### Entries shown ###

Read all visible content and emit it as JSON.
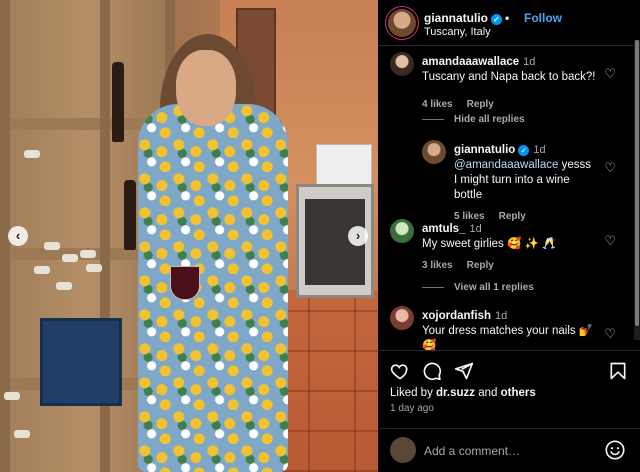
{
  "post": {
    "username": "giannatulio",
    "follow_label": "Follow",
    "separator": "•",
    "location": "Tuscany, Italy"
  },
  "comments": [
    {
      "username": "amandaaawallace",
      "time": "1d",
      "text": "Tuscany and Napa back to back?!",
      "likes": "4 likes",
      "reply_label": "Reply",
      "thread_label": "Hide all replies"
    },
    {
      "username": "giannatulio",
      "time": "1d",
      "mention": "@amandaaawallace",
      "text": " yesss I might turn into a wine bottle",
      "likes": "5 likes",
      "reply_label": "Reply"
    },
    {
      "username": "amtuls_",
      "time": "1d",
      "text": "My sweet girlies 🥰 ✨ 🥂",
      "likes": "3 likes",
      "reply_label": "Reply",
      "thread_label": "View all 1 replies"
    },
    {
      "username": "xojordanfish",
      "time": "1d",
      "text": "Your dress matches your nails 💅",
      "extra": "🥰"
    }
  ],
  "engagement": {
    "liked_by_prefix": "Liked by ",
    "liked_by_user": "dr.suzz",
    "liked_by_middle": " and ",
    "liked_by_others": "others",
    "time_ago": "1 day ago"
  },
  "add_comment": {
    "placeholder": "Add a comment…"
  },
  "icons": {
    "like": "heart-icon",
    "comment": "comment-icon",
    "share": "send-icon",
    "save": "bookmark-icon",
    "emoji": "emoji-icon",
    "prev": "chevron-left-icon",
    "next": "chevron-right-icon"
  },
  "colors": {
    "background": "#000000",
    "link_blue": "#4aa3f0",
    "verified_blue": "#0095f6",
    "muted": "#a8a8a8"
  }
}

###

Instructions for the task: Every line that holds the word "amandaaawallace" should be extracted.

Exercise output:
      "username": "amandaaawallace",
      "mention": "@amandaaawallace",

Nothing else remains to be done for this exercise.